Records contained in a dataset
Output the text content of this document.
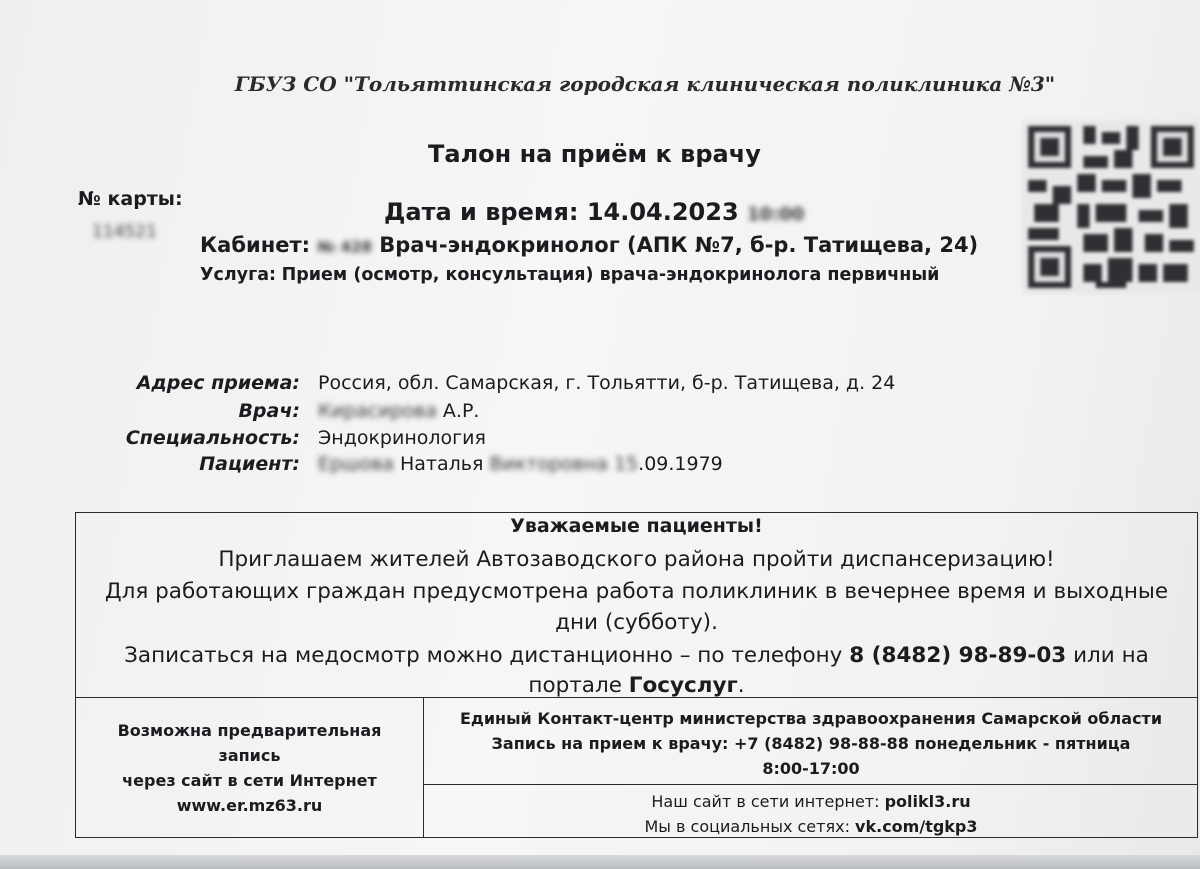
ГБУЗ СО "Тольяттинская городская клиническая поликлиника №3"
Талон на приём к врачу
№ карты:
114521
Дата и время: 14.04.2023 10:00
Кабинет: № 428 Врач-эндокринолог (АПК №7, б-р. Татищева, 24)
Услуга: Прием (осмотр, консультация) врача-эндокринолога первичный
Адрес приема: Россия, обл. Самарская, г. Тольятти, б-р. Татищева, д. 24
Врач: Кирасирова А.Р.
Специальность: Эндокринология
Пациент: Ершова Наталья Викторовна 15.09.1979
Уважаемые пациенты!
Приглашаем жителей Автозаводского района пройти диспансеризацию!
Для работающих граждан предусмотрена работа поликлиник в вечернее время и выходные
дни (субботу).
Записаться на медосмотр можно дистанционно – по телефону 8 (8482) 98-89-03 или на
портале Госуслуг.
Возможна предварительная
запись
через сайт в сети Интернет
www.er.mz63.ru
Единый Контакт-центр министерства здравоохранения Самарской области
Запись на прием к врачу: +7 (8482) 98-88-88 понедельник - пятница
8:00-17:00
Наш сайт в сети интернет: polikl3.ru
Мы в социальных сетях: vk.com/tgkp3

» Exercise prompt: Retype everything in the material word for word, minus pictures.

» Solution for this problem:
Output the text content of this document.
ГБУЗ СО "Тольяттинская городская клиническая поликлиника №3"
Талон на приём к врачу
№ карты:
114521
Дата и время: 14.04.2023 10:00
Кабинет: № 428 Врач-эндокринолог (АПК №7, б-р. Татищева, 24)
Услуга: Прием (осмотр, консультация) врача-эндокринолога первичный
Адрес приема: Россия, обл. Самарская, г. Тольятти, б-р. Татищева, д. 24
Врач: Кирасирова А.Р.
Специальность: Эндокринология
Пациент: Ершова Наталья Викторовна 15.09.1979
Уважаемые пациенты!
Приглашаем жителей Автозаводского района пройти диспансеризацию!
Для работающих граждан предусмотрена работа поликлиник в вечернее время и выходные
дни (субботу).
Записаться на медосмотр можно дистанционно – по телефону 8 (8482) 98-89-03 или на
портале Госуслуг.
Возможна предварительная
запись
через сайт в сети Интернет
www.er.mz63.ru
Единый Контакт-центр министерства здравоохранения Самарской области
Запись на прием к врачу: +7 (8482) 98-88-88 понедельник - пятница
8:00-17:00
Наш сайт в сети интернет: polikl3.ru
Мы в социальных сетях: vk.com/tgkp3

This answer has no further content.